What is being asked
Search the listing below for the string "label" and show each line that contains it.

-=-=-

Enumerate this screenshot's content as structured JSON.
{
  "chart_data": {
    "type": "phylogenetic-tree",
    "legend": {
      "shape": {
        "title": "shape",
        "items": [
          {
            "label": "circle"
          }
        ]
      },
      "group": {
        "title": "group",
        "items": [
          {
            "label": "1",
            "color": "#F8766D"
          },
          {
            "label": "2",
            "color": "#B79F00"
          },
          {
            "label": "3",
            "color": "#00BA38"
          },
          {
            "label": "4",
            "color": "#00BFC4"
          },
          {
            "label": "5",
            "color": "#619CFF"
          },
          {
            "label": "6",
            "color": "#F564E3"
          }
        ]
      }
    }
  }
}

-=-=-

Task output
            "label": "circle"
            "label": "1",
            "label": "2",
            "label": "3",
            "label": "4",
            "label": "5",
            "label": "6",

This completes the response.